_Your objective_.
Extract, from the records beneath this instruction, each line that contains the word "frac".

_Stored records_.
══════════

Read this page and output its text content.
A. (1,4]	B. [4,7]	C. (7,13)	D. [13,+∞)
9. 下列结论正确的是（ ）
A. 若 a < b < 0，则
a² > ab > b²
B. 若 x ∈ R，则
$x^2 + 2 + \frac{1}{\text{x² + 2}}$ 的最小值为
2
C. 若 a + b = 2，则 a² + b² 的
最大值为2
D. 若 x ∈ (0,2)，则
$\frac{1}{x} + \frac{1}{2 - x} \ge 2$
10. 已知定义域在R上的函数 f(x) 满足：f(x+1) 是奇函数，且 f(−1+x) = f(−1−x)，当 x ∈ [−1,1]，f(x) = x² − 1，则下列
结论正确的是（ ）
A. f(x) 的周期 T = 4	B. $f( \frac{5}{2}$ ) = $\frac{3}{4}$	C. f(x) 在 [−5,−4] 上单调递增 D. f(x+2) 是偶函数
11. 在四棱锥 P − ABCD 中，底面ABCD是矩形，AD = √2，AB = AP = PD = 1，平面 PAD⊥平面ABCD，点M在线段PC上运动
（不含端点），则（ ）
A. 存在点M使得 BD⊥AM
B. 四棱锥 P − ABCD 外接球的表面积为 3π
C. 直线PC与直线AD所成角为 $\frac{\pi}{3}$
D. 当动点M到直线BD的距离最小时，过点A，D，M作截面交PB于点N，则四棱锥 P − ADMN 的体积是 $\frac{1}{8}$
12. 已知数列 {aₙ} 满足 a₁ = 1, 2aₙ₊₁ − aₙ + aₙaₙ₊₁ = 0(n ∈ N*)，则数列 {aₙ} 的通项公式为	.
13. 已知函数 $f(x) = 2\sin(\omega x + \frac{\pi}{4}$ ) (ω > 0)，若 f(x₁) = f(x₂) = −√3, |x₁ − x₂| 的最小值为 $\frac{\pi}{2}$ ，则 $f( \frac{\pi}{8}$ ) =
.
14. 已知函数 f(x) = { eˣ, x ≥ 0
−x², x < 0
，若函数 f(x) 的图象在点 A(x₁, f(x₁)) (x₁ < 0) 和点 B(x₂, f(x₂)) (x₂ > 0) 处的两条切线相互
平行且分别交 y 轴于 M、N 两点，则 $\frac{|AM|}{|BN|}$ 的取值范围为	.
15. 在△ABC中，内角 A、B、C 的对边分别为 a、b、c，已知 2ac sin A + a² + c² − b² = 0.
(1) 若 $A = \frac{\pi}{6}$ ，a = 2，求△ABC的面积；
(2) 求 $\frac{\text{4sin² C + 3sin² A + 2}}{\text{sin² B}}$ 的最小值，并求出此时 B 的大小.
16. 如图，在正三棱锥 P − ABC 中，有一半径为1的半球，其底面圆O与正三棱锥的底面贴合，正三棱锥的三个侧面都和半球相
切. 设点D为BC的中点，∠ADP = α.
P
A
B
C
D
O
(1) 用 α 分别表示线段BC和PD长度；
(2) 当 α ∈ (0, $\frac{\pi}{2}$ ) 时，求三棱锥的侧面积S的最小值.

══════════

_Solution below_.
$x^2 + 2 + \frac{1}{\text{x² + 2}}$ 的最小值为
$\frac{1}{x} + \frac{1}{2 - x} \ge 2$
A. f(x) 的周期 T = 4	B. $f( \frac{5}{2}$ ) = $\frac{3}{4}$	C. f(x) 在 [−5,−4] 上单调递增 D. f(x+2) 是偶函数
C. 直线PC与直线AD所成角为 $\frac{\pi}{3}$
D. 当动点M到直线BD的距离最小时，过点A，D，M作截面交PB于点N，则四棱锥 P − ADMN 的体积是 $\frac{1}{8}$
13. 已知函数 $f(x) = 2\sin(\omega x + \frac{\pi}{4}$ ) (ω > 0)，若 f(x₁) = f(x₂) = −√3, |x₁ − x₂| 的最小值为 $\frac{\pi}{2}$ ，则 $f( \frac{\pi}{8}$ ) =
平行且分别交 y 轴于 M、N 两点，则 $\frac{|AM|}{|BN|}$ 的取值范围为	.
(1) 若 $A = \frac{\pi}{6}$ ，a = 2，求△ABC的面积；
(2) 求 $\frac{\text{4sin² C + 3sin² A + 2}}{\text{sin² B}}$ 的最小值，并求出此时 B 的大小.
(2) 当 α ∈ (0, $\frac{\pi}{2}$ ) 时，求三棱锥的侧面积S的最小值.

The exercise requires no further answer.